DIRECTIONS FOR THIS TASK: Make an exact copy of the records, with the pictures left out.
----
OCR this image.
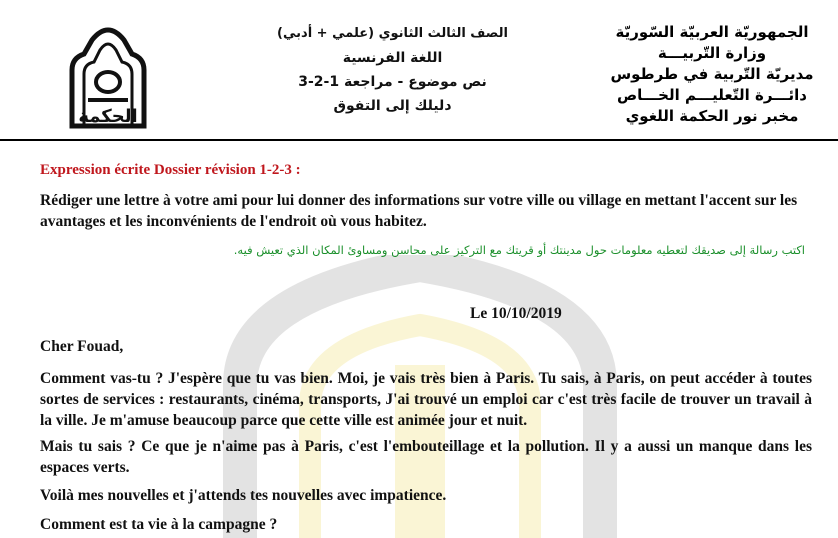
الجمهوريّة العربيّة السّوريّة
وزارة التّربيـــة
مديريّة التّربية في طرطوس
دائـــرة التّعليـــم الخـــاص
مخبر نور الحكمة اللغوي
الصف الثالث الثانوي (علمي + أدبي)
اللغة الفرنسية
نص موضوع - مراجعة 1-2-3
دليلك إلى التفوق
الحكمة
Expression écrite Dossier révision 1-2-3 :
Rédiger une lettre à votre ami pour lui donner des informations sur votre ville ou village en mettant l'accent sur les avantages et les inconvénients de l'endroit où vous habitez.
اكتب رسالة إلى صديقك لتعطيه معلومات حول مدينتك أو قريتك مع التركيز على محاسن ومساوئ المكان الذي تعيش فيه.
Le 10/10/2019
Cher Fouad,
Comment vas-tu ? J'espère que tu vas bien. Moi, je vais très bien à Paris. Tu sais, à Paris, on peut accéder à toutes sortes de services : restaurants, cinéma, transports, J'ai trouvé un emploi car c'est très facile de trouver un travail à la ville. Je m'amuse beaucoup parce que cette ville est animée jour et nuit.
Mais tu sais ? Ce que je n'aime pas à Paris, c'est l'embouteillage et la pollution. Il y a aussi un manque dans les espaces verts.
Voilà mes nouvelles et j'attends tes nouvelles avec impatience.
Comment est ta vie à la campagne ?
----
CORRECT ANSWER:
OCR this image.
الجمهوريّة العربيّة السّوريّة
وزارة التّربيـــة
مديريّة التّربية في طرطوس
دائـــرة التّعليـــم الخـــاص
مخبر نور الحكمة اللغوي
الصف الثالث الثانوي (علمي + أدبي)
اللغة الفرنسية
نص موضوع - مراجعة 1-2-3
دليلك إلى التفوق
الحكمة
Expression écrite Dossier révision 1-2-3 :
Rédiger une lettre à votre ami pour lui donner des informations sur votre ville ou village en mettant l'accent sur les avantages et les inconvénients de l'endroit où vous habitez.
اكتب رسالة إلى صديقك لتعطيه معلومات حول مدينتك أو قريتك مع التركيز على محاسن ومساوئ المكان الذي تعيش فيه.
Le 10/10/2019
Cher Fouad,
Comment vas-tu ? J'espère que tu vas bien. Moi, je vais très bien à Paris. Tu sais, à Paris, on peut accéder à toutes sortes de services : restaurants, cinéma, transports, J'ai trouvé un emploi car c'est très facile de trouver un travail à la ville. Je m'amuse beaucoup parce que cette ville est animée jour et nuit.
Mais tu sais ? Ce que je n'aime pas à Paris, c'est l'embouteillage et la pollution. Il y a aussi un manque dans les espaces verts.
Voilà mes nouvelles et j'attends tes nouvelles avec impatience.
Comment est ta vie à la campagne ?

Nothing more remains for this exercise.